Repeat all entries exactly.

── Data provided ──

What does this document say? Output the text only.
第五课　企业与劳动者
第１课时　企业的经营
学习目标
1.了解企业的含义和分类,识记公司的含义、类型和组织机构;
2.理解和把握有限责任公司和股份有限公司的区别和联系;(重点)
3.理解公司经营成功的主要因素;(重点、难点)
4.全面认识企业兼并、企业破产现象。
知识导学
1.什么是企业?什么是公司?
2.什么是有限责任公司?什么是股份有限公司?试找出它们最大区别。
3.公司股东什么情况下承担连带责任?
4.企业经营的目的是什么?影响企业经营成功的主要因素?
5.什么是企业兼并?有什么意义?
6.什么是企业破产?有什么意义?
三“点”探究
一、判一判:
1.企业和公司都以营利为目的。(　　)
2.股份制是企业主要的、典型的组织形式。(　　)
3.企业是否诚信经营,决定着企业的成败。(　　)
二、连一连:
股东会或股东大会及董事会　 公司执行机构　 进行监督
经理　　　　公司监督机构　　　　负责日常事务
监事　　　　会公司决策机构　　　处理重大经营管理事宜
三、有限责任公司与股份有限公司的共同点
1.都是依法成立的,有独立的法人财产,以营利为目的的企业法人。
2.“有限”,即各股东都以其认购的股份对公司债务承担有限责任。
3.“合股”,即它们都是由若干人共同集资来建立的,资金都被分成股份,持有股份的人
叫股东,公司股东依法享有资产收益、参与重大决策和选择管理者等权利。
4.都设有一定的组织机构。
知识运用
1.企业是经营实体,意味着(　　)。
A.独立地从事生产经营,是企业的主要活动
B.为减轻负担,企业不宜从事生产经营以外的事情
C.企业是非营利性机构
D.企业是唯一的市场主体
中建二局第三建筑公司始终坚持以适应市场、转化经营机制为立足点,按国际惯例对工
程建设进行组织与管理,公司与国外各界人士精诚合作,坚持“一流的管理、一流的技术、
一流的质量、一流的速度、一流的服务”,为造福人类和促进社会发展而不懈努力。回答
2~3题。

───

→ Worked solution:
What does this document say? Output the text only.
第五课　企业与劳动者
第１课时　企业的经营
学习目标
1.了解企业的含义和分类,识记公司的含义、类型和组织机构;
2.理解和把握有限责任公司和股份有限公司的区别和联系;(重点)
3.理解公司经营成功的主要因素;(重点、难点)
4.全面认识企业兼并、企业破产现象。
知识导学
1.什么是企业?什么是公司?
2.什么是有限责任公司?什么是股份有限公司?试找出它们最大区别。
3.公司股东什么情况下承担连带责任?
4.企业经营的目的是什么?影响企业经营成功的主要因素?
5.什么是企业兼并?有什么意义?
6.什么是企业破产?有什么意义?
三“点”探究
一、判一判:
1.企业和公司都以营利为目的。(　　)
2.股份制是企业主要的、典型的组织形式。(　　)
3.企业是否诚信经营,决定着企业的成败。(　　)
二、连一连:
股东会或股东大会及董事会　 公司执行机构　 进行监督
经理　　　　公司监督机构　　　　负责日常事务
监事　　　　会公司决策机构　　　处理重大经营管理事宜
三、有限责任公司与股份有限公司的共同点
1.都是依法成立的,有独立的法人财产,以营利为目的的企业法人。
2.“有限”,即各股东都以其认购的股份对公司债务承担有限责任。
3.“合股”,即它们都是由若干人共同集资来建立的,资金都被分成股份,持有股份的人
叫股东,公司股东依法享有资产收益、参与重大决策和选择管理者等权利。
4.都设有一定的组织机构。
知识运用
1.企业是经营实体,意味着(　　)。
A.独立地从事生产经营,是企业的主要活动
B.为减轻负担,企业不宜从事生产经营以外的事情
C.企业是非营利性机构
D.企业是唯一的市场主体
中建二局第三建筑公司始终坚持以适应市场、转化经营机制为立足点,按国际惯例对工
程建设进行组织与管理,公司与国外各界人士精诚合作,坚持“一流的管理、一流的技术、
一流的质量、一流的速度、一流的服务”,为造福人类和促进社会发展而不懈努力。回答
2~3题。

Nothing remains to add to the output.